Restate the whole listing word for word. Pictures are left out.

# START OF Data for this task

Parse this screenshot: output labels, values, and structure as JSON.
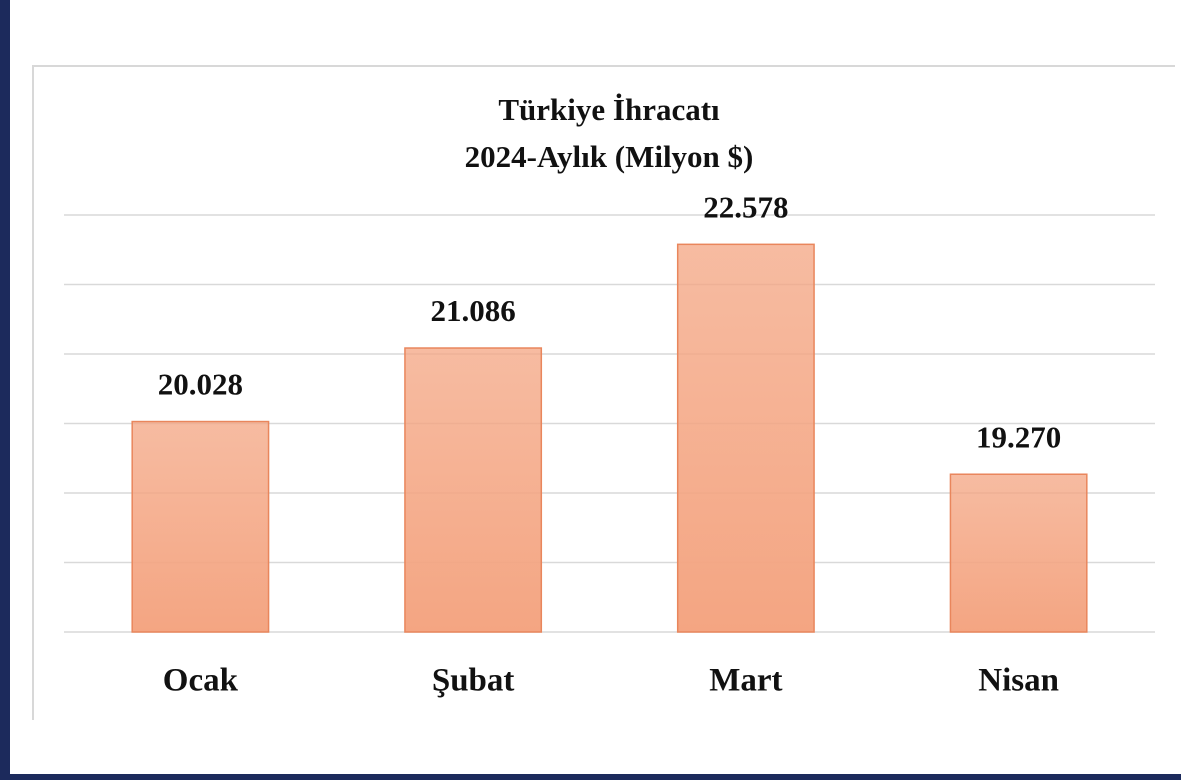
{
  "chart_data": {
    "type": "bar",
    "title": "Türkiye İhracatı",
    "subtitle": "2024-Aylık (Milyon $)",
    "categories": [
      "Ocak",
      "Şubat",
      "Mart",
      "Nisan"
    ],
    "values": [
      20028,
      21086,
      22578,
      19270
    ],
    "value_labels": [
      "20.028",
      "21.086",
      "22.578",
      "19.270"
    ],
    "color": "#f4a582",
    "ylim": [
      17000,
      23000
    ],
    "yticks": [
      17000,
      18000,
      19000,
      20000,
      21000,
      22000,
      23000
    ],
    "grid": true
  }
}
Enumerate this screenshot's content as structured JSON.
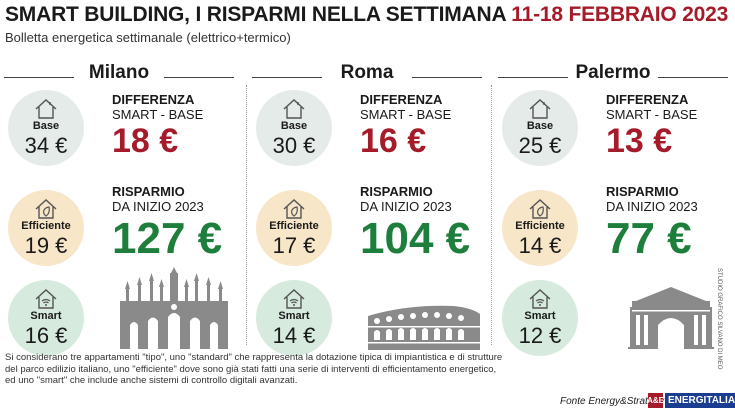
{
  "header": {
    "title_main": "SMART BUILDING, I RISPARMI NELLA SETTIMANA",
    "title_date": "11-18 FEBBRAIO 2023",
    "subtitle": "Bolletta energetica settimanale (elettrico+termico)"
  },
  "labels": {
    "base": "Base",
    "efficiente": "Efficiente",
    "smart": "Smart",
    "diff_title": "DIFFERENZA",
    "diff_sub": "SMART - BASE",
    "risp_title": "RISPARMIO",
    "risp_sub": "DA INIZIO 2023"
  },
  "cities": [
    {
      "name": "Milano",
      "base": "34 €",
      "efficiente": "19 €",
      "smart": "16 €",
      "differenza": "18 €",
      "risparmio": "127 €"
    },
    {
      "name": "Roma",
      "base": "30 €",
      "efficiente": "17 €",
      "smart": "14 €",
      "differenza": "16 €",
      "risparmio": "104 €"
    },
    {
      "name": "Palermo",
      "base": "25 €",
      "efficiente": "14 €",
      "smart": "12 €",
      "differenza": "13 €",
      "risparmio": "77 €"
    }
  ],
  "footer": {
    "note": "Si considerano tre appartamenti \"tipo\", uno \"standard\" che rappresenta la dotazione tipica di impiantistica e di strutture del parco edilizio italiano, uno \"efficiente\" dove sono già stati fatti una serie di interventi di efficientamento energetico, ed uno \"smart\" che include anche sistemi di controllo digitali avanzati.",
    "source": "Fonte Energy&Strategy",
    "brand": "ENERGITALIA",
    "brand_mark": "A&E",
    "credit": "STUDIO GRAFICO SILVANO DI MEO"
  },
  "colors": {
    "accent_red": "#a61b29",
    "accent_green": "#1e7f3c",
    "base_circle": "#e4ebe9",
    "efficiente_circle": "#f8e6c8",
    "smart_circle": "#d6ebde",
    "monument": "#8a8a8a"
  },
  "icons": {
    "base": "house-icon",
    "efficiente": "house-leaf-icon",
    "smart": "house-wifi-icon",
    "monuments": [
      "milan-cathedral-icon",
      "colosseum-icon",
      "palermo-gate-icon"
    ]
  }
}
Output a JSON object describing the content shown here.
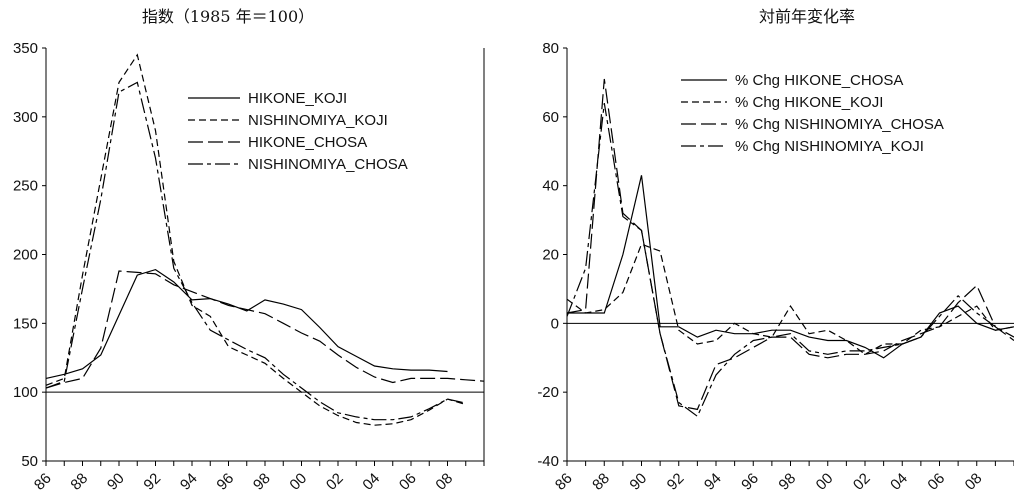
{
  "chart_data": [
    {
      "type": "line",
      "title": "指数（1985 年＝100）",
      "xlabel": "",
      "ylabel": "",
      "x": [
        "86",
        "87",
        "88",
        "89",
        "90",
        "91",
        "92",
        "93",
        "94",
        "95",
        "96",
        "97",
        "98",
        "99",
        "00",
        "01",
        "02",
        "03",
        "04",
        "05",
        "06",
        "07",
        "08",
        "09",
        "10"
      ],
      "x_tick_labels": [
        "86",
        "88",
        "90",
        "92",
        "94",
        "96",
        "98",
        "00",
        "02",
        "04",
        "06",
        "08"
      ],
      "ylim": [
        50,
        350
      ],
      "y_ticks": [
        50,
        100,
        150,
        200,
        250,
        300,
        350
      ],
      "reference_line": 100,
      "legend_placement": "upper-right",
      "series": [
        {
          "name": "HIKONE_KOJI",
          "values": [
            110,
            113,
            117,
            127,
            156,
            185,
            189,
            180,
            167,
            168,
            164,
            159,
            167,
            164,
            160,
            147,
            133,
            126,
            119,
            117,
            116,
            116,
            115,
            null,
            null
          ]
        },
        {
          "name": "NISHINOMIYA_KOJI",
          "values": [
            105,
            110,
            185,
            255,
            325,
            345,
            290,
            195,
            163,
            155,
            133,
            127,
            121,
            110,
            100,
            90,
            83,
            78,
            76,
            77,
            80,
            87,
            95,
            91,
            null
          ]
        },
        {
          "name": "HIKONE_CHOSA",
          "values": [
            103,
            107,
            110,
            132,
            188,
            187,
            186,
            178,
            173,
            168,
            163,
            160,
            157,
            150,
            143,
            137,
            127,
            118,
            111,
            107,
            110,
            110,
            110,
            109,
            108
          ]
        },
        {
          "name": "NISHINOMIYA_CHOSA",
          "values": [
            103,
            108,
            175,
            240,
            318,
            325,
            270,
            190,
            165,
            145,
            138,
            131,
            125,
            113,
            103,
            93,
            85,
            82,
            80,
            80,
            82,
            88,
            95,
            92,
            null
          ]
        }
      ]
    },
    {
      "type": "line",
      "title": "対前年変化率",
      "xlabel": "",
      "ylabel": "",
      "x": [
        "86",
        "87",
        "88",
        "89",
        "90",
        "91",
        "92",
        "93",
        "94",
        "95",
        "96",
        "97",
        "98",
        "99",
        "00",
        "01",
        "02",
        "03",
        "04",
        "05",
        "06",
        "07",
        "08",
        "09",
        "10"
      ],
      "x_tick_labels": [
        "86",
        "88",
        "90",
        "92",
        "94",
        "96",
        "98",
        "00",
        "02",
        "04",
        "06",
        "08"
      ],
      "ylim": [
        -40,
        80
      ],
      "y_ticks": [
        -40,
        -20,
        0,
        20,
        40,
        60,
        80
      ],
      "reference_line": 0,
      "legend_placement": "upper-left",
      "series": [
        {
          "name": "% Chg HIKONE_CHOSA",
          "values": [
            3,
            3,
            3,
            20,
            43,
            -1,
            -1,
            -4,
            -2,
            -3,
            -3,
            -2,
            -2,
            -4,
            -5,
            -5,
            -7,
            -10,
            -6,
            -4,
            3,
            5,
            0,
            -2,
            -1
          ]
        },
        {
          "name": "% Chg HIKONE_KOJI",
          "values": [
            7,
            3,
            4,
            9,
            23,
            21,
            -2,
            -6,
            -5,
            0,
            -3,
            -4,
            5,
            -3,
            -2,
            -5,
            -9,
            -6,
            -6,
            -2,
            -1,
            2,
            5,
            -2,
            -1
          ]
        },
        {
          "name": "% Chg NISHINOMIYA_CHOSA",
          "values": [
            3,
            4,
            71,
            32,
            27,
            -3,
            -24,
            -25,
            -12,
            -10,
            -7,
            -4,
            -4,
            -9,
            -10,
            -9,
            -9,
            -8,
            -5,
            -3,
            -1,
            6,
            11,
            -1,
            -5
          ]
        },
        {
          "name": "% Chg NISHINOMIYA_KOJI",
          "values": [
            2,
            16,
            64,
            31,
            27,
            -3,
            -23,
            -27,
            -15,
            -9,
            -5,
            -4,
            -3,
            -8,
            -9,
            -8,
            -8,
            -7,
            -6,
            -4,
            2,
            8,
            3,
            -1,
            -4
          ]
        }
      ]
    }
  ]
}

# END OF Data for this task

- **Solution to this problem**:
Parse this screenshot: output labels, values, and structure as JSON.
{
  "chart_data": {
    "type": "bar",
    "title": "Türkiye İhracatı",
    "subtitle": "2024-Aylık (Milyon $)",
    "categories": [
      "Ocak",
      "Şubat",
      "Mart",
      "Nisan"
    ],
    "values": [
      20028,
      21086,
      22578,
      19270
    ],
    "value_labels": [
      "20.028",
      "21.086",
      "22.578",
      "19.270"
    ],
    "color": "#f4a582",
    "ylim": [
      17000,
      23000
    ],
    "yticks": [
      17000,
      18000,
      19000,
      20000,
      21000,
      22000,
      23000
    ],
    "grid": true
  }
}
Enumerate this screenshot's content as structured JSON.
{
  "header": {
    "title_main": "SMART BUILDING, I RISPARMI NELLA SETTIMANA",
    "title_date": "11-18 FEBBRAIO 2023",
    "subtitle": "Bolletta energetica settimanale (elettrico+termico)"
  },
  "labels": {
    "base": "Base",
    "efficiente": "Efficiente",
    "smart": "Smart",
    "diff_title": "DIFFERENZA",
    "diff_sub": "SMART - BASE",
    "risp_title": "RISPARMIO",
    "risp_sub": "DA INIZIO 2023"
  },
  "cities": [
    {
      "name": "Milano",
      "base": "34 €",
      "efficiente": "19 €",
      "smart": "16 €",
      "differenza": "18 €",
      "risparmio": "127 €"
    },
    {
      "name": "Roma",
      "base": "30 €",
      "efficiente": "17 €",
      "smart": "14 €",
      "differenza": "16 €",
      "risparmio": "104 €"
    },
    {
      "name": "Palermo",
      "base": "25 €",
      "efficiente": "14 €",
      "smart": "12 €",
      "differenza": "13 €",
      "risparmio": "77 €"
    }
  ],
  "footer": {
    "note": "Si considerano tre appartamenti \"tipo\", uno \"standard\" che rappresenta la dotazione tipica di impiantistica e di strutture del parco edilizio italiano, uno \"efficiente\" dove sono già stati fatti una serie di interventi di efficientamento energetico, ed uno \"smart\" che include anche sistemi di controllo digitali avanzati.",
    "source": "Fonte Energy&Strategy",
    "brand": "ENERGITALIA",
    "brand_mark": "A&E",
    "credit": "STUDIO GRAFICO SILVANO DI MEO"
  },
  "colors": {
    "accent_red": "#a61b29",
    "accent_green": "#1e7f3c",
    "base_circle": "#e4ebe9",
    "efficiente_circle": "#f8e6c8",
    "smart_circle": "#d6ebde",
    "monument": "#8a8a8a"
  },
  "icons": {
    "base": "house-icon",
    "efficiente": "house-leaf-icon",
    "smart": "house-wifi-icon",
    "monuments": [
      "milan-cathedral-icon",
      "colosseum-icon",
      "palermo-gate-icon"
    ]
  }
}
Output a JSON object describing the content shown here.
{
  "chart_data": [
    {
      "type": "line",
      "title": "指数（1985 年＝100）",
      "xlabel": "",
      "ylabel": "",
      "x": [
        "86",
        "87",
        "88",
        "89",
        "90",
        "91",
        "92",
        "93",
        "94",
        "95",
        "96",
        "97",
        "98",
        "99",
        "00",
        "01",
        "02",
        "03",
        "04",
        "05",
        "06",
        "07",
        "08",
        "09",
        "10"
      ],
      "x_tick_labels": [
        "86",
        "88",
        "90",
        "92",
        "94",
        "96",
        "98",
        "00",
        "02",
        "04",
        "06",
        "08"
      ],
      "ylim": [
        50,
        350
      ],
      "y_ticks": [
        50,
        100,
        150,
        200,
        250,
        300,
        350
      ],
      "reference_line": 100,
      "legend_placement": "upper-right",
      "series": [
        {
          "name": "HIKONE_KOJI",
          "values": [
            110,
            113,
            117,
            127,
            156,
            185,
            189,
            180,
            167,
            168,
            164,
            159,
            167,
            164,
            160,
            147,
            133,
            126,
            119,
            117,
            116,
            116,
            115,
            null,
            null
          ]
        },
        {
          "name": "NISHINOMIYA_KOJI",
          "values": [
            105,
            110,
            185,
            255,
            325,
            345,
            290,
            195,
            163,
            155,
            133,
            127,
            121,
            110,
            100,
            90,
            83,
            78,
            76,
            77,
            80,
            87,
            95,
            91,
            null
          ]
        },
        {
          "name": "HIKONE_CHOSA",
          "values": [
            103,
            107,
            110,
            132,
            188,
            187,
            186,
            178,
            173,
            168,
            163,
            160,
            157,
            150,
            143,
            137,
            127,
            118,
            111,
            107,
            110,
            110,
            110,
            109,
            108
          ]
        },
        {
          "name": "NISHINOMIYA_CHOSA",
          "values": [
            103,
            108,
            175,
            240,
            318,
            325,
            270,
            190,
            165,
            145,
            138,
            131,
            125,
            113,
            103,
            93,
            85,
            82,
            80,
            80,
            82,
            88,
            95,
            92,
            null
          ]
        }
      ]
    },
    {
      "type": "line",
      "title": "対前年変化率",
      "xlabel": "",
      "ylabel": "",
      "x": [
        "86",
        "87",
        "88",
        "89",
        "90",
        "91",
        "92",
        "93",
        "94",
        "95",
        "96",
        "97",
        "98",
        "99",
        "00",
        "01",
        "02",
        "03",
        "04",
        "05",
        "06",
        "07",
        "08",
        "09",
        "10"
      ],
      "x_tick_labels": [
        "86",
        "88",
        "90",
        "92",
        "94",
        "96",
        "98",
        "00",
        "02",
        "04",
        "06",
        "08"
      ],
      "ylim": [
        -40,
        80
      ],
      "y_ticks": [
        -40,
        -20,
        0,
        20,
        40,
        60,
        80
      ],
      "reference_line": 0,
      "legend_placement": "upper-left",
      "series": [
        {
          "name": "% Chg HIKONE_CHOSA",
          "values": [
            3,
            3,
            3,
            20,
            43,
            -1,
            -1,
            -4,
            -2,
            -3,
            -3,
            -2,
            -2,
            -4,
            -5,
            -5,
            -7,
            -10,
            -6,
            -4,
            3,
            5,
            0,
            -2,
            -1
          ]
        },
        {
          "name": "% Chg HIKONE_KOJI",
          "values": [
            7,
            3,
            4,
            9,
            23,
            21,
            -2,
            -6,
            -5,
            0,
            -3,
            -4,
            5,
            -3,
            -2,
            -5,
            -9,
            -6,
            -6,
            -2,
            -1,
            2,
            5,
            -2,
            -1
          ]
        },
        {
          "name": "% Chg NISHINOMIYA_CHOSA",
          "values": [
            3,
            4,
            71,
            32,
            27,
            -3,
            -24,
            -25,
            -12,
            -10,
            -7,
            -4,
            -4,
            -9,
            -10,
            -9,
            -9,
            -8,
            -5,
            -3,
            -1,
            6,
            11,
            -1,
            -5
          ]
        },
        {
          "name": "% Chg NISHINOMIYA_KOJI",
          "values": [
            2,
            16,
            64,
            31,
            27,
            -3,
            -23,
            -27,
            -15,
            -9,
            -5,
            -4,
            -3,
            -8,
            -9,
            -8,
            -8,
            -7,
            -6,
            -4,
            2,
            8,
            3,
            -1,
            -4
          ]
        }
      ]
    }
  ]
}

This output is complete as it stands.